§ THE EXERCISE
Copy every entry precisely.

Records that describe figures:

+++++

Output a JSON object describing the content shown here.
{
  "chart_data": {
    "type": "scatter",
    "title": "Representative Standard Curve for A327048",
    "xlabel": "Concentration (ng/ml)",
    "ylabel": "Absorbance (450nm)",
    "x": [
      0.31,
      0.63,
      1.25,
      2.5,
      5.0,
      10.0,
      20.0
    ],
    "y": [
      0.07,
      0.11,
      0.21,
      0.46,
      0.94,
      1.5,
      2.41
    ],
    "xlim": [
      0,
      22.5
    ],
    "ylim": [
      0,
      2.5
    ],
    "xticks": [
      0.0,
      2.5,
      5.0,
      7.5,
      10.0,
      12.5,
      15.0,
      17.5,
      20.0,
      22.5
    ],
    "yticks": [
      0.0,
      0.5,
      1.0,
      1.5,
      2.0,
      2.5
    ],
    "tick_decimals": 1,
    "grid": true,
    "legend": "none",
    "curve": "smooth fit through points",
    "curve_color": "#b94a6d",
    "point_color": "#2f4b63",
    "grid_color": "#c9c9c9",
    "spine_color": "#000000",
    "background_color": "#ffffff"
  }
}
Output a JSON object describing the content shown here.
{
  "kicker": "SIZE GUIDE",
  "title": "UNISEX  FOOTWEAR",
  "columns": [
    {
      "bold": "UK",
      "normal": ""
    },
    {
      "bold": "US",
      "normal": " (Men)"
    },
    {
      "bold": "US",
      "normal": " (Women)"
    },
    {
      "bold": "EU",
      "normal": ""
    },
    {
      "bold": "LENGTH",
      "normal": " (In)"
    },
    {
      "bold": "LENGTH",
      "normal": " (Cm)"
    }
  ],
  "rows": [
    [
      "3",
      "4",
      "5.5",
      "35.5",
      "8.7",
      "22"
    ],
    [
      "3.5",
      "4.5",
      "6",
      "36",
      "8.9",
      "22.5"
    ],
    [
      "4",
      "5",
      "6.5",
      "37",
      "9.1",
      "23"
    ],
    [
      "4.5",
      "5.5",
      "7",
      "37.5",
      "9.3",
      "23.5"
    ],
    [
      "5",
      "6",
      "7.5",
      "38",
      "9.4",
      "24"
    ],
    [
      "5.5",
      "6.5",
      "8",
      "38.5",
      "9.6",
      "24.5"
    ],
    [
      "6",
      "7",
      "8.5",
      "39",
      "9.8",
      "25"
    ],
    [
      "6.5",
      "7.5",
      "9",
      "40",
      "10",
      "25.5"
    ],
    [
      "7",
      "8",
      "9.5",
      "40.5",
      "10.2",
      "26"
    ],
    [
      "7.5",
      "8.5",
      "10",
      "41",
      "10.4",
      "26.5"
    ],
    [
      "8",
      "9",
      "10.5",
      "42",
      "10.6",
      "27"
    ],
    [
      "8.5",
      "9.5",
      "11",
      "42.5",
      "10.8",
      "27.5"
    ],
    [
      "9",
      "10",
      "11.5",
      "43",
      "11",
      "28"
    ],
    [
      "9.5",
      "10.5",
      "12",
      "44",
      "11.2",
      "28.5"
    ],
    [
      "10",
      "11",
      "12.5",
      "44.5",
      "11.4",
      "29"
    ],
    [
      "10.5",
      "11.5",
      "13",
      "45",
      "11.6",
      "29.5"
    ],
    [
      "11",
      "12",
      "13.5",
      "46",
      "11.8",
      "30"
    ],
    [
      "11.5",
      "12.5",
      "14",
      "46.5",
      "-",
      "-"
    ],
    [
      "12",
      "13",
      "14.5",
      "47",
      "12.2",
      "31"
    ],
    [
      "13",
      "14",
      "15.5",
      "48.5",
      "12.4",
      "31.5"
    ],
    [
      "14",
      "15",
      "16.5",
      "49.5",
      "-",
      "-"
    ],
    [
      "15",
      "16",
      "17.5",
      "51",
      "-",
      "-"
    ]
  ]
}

+++++

§ PROBLEM SOLUTION
Output a JSON object describing the content shown here.
{
  "chart_data": {
    "type": "scatter",
    "title": "Representative Standard Curve for A327048",
    "xlabel": "Concentration (ng/ml)",
    "ylabel": "Absorbance (450nm)",
    "x": [
      0.31,
      0.63,
      1.25,
      2.5,
      5.0,
      10.0,
      20.0
    ],
    "y": [
      0.07,
      0.11,
      0.21,
      0.46,
      0.94,
      1.5,
      2.41
    ],
    "xlim": [
      0,
      22.5
    ],
    "ylim": [
      0,
      2.5
    ],
    "xticks": [
      0.0,
      2.5,
      5.0,
      7.5,
      10.0,
      12.5,
      15.0,
      17.5,
      20.0,
      22.5
    ],
    "yticks": [
      0.0,
      0.5,
      1.0,
      1.5,
      2.0,
      2.5
    ],
    "tick_decimals": 1,
    "grid": true,
    "legend": "none",
    "curve": "smooth fit through points",
    "curve_color": "#b94a6d",
    "point_color": "#2f4b63",
    "grid_color": "#c9c9c9",
    "spine_color": "#000000",
    "background_color": "#ffffff"
  }
}
Output a JSON object describing the content shown here.
{
  "kicker": "SIZE GUIDE",
  "title": "UNISEX  FOOTWEAR",
  "columns": [
    {
      "bold": "UK",
      "normal": ""
    },
    {
      "bold": "US",
      "normal": " (Men)"
    },
    {
      "bold": "US",
      "normal": " (Women)"
    },
    {
      "bold": "EU",
      "normal": ""
    },
    {
      "bold": "LENGTH",
      "normal": " (In)"
    },
    {
      "bold": "LENGTH",
      "normal": " (Cm)"
    }
  ],
  "rows": [
    [
      "3",
      "4",
      "5.5",
      "35.5",
      "8.7",
      "22"
    ],
    [
      "3.5",
      "4.5",
      "6",
      "36",
      "8.9",
      "22.5"
    ],
    [
      "4",
      "5",
      "6.5",
      "37",
      "9.1",
      "23"
    ],
    [
      "4.5",
      "5.5",
      "7",
      "37.5",
      "9.3",
      "23.5"
    ],
    [
      "5",
      "6",
      "7.5",
      "38",
      "9.4",
      "24"
    ],
    [
      "5.5",
      "6.5",
      "8",
      "38.5",
      "9.6",
      "24.5"
    ],
    [
      "6",
      "7",
      "8.5",
      "39",
      "9.8",
      "25"
    ],
    [
      "6.5",
      "7.5",
      "9",
      "40",
      "10",
      "25.5"
    ],
    [
      "7",
      "8",
      "9.5",
      "40.5",
      "10.2",
      "26"
    ],
    [
      "7.5",
      "8.5",
      "10",
      "41",
      "10.4",
      "26.5"
    ],
    [
      "8",
      "9",
      "10.5",
      "42",
      "10.6",
      "27"
    ],
    [
      "8.5",
      "9.5",
      "11",
      "42.5",
      "10.8",
      "27.5"
    ],
    [
      "9",
      "10",
      "11.5",
      "43",
      "11",
      "28"
    ],
    [
      "9.5",
      "10.5",
      "12",
      "44",
      "11.2",
      "28.5"
    ],
    [
      "10",
      "11",
      "12.5",
      "44.5",
      "11.4",
      "29"
    ],
    [
      "10.5",
      "11.5",
      "13",
      "45",
      "11.6",
      "29.5"
    ],
    [
      "11",
      "12",
      "13.5",
      "46",
      "11.8",
      "30"
    ],
    [
      "11.5",
      "12.5",
      "14",
      "46.5",
      "-",
      "-"
    ],
    [
      "12",
      "13",
      "14.5",
      "47",
      "12.2",
      "31"
    ],
    [
      "13",
      "14",
      "15.5",
      "48.5",
      "12.4",
      "31.5"
    ],
    [
      "14",
      "15",
      "16.5",
      "49.5",
      "-",
      "-"
    ],
    [
      "15",
      "16",
      "17.5",
      "51",
      "-",
      "-"
    ]
  ]
}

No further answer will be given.